[A block of data]
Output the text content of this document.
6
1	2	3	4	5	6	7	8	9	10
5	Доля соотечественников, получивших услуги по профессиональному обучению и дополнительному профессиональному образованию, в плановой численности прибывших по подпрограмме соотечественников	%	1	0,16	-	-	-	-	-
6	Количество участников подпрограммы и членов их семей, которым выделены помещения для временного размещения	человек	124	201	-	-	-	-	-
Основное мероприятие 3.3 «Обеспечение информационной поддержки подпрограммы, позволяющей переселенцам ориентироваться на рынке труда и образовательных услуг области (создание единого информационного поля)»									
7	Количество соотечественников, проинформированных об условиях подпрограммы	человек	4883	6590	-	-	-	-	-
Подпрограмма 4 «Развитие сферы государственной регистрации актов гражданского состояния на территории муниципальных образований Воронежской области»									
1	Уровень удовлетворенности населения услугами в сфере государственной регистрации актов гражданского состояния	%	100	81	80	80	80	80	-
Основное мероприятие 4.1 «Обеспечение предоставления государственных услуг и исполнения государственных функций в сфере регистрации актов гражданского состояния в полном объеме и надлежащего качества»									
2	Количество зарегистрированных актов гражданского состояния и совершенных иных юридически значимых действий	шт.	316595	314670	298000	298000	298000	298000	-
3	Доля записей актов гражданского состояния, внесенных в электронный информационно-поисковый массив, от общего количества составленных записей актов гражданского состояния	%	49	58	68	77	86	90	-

# [WORK TO DO]
Every line of the listing that holds "человек" should be found and copied.

# [REPLY]
6	Количество участников подпрограммы и членов их семей, которым выделены помещения для временного размещения	человек	124	201	-	-	-	-	-
7	Количество соотечественников, проинформированных об условиях подпрограммы	человек	4883	6590	-	-	-	-	-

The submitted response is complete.